▸ **WORK INSTRUCTIONS**: Spot each line that carries the word "when"; copy those lines.

[START PROVIDED RECORDS]

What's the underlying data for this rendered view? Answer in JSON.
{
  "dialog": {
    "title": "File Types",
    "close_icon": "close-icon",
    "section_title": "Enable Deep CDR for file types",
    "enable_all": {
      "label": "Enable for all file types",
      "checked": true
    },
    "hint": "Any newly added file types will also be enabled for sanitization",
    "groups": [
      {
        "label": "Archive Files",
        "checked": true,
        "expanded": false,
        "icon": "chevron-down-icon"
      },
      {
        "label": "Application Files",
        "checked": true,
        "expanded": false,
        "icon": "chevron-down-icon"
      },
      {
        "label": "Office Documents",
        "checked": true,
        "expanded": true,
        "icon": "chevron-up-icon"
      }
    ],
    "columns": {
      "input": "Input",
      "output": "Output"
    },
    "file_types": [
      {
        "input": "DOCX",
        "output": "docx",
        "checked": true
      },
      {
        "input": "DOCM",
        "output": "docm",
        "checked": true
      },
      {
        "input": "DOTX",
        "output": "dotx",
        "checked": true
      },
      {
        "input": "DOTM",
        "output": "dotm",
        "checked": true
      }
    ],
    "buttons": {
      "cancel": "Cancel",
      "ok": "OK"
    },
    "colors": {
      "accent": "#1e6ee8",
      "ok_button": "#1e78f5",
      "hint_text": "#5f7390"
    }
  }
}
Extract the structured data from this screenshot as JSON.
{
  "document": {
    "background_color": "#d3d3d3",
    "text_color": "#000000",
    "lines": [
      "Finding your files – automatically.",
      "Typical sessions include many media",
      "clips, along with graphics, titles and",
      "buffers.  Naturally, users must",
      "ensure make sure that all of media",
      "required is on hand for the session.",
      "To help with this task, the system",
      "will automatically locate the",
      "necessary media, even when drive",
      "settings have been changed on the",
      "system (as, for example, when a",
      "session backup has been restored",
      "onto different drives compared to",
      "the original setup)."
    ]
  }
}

[END PROVIDED RECORDS]

▸ **CORRECT RESULT**:
      "necessary media, even when drive",
      "system (as, for example, when a",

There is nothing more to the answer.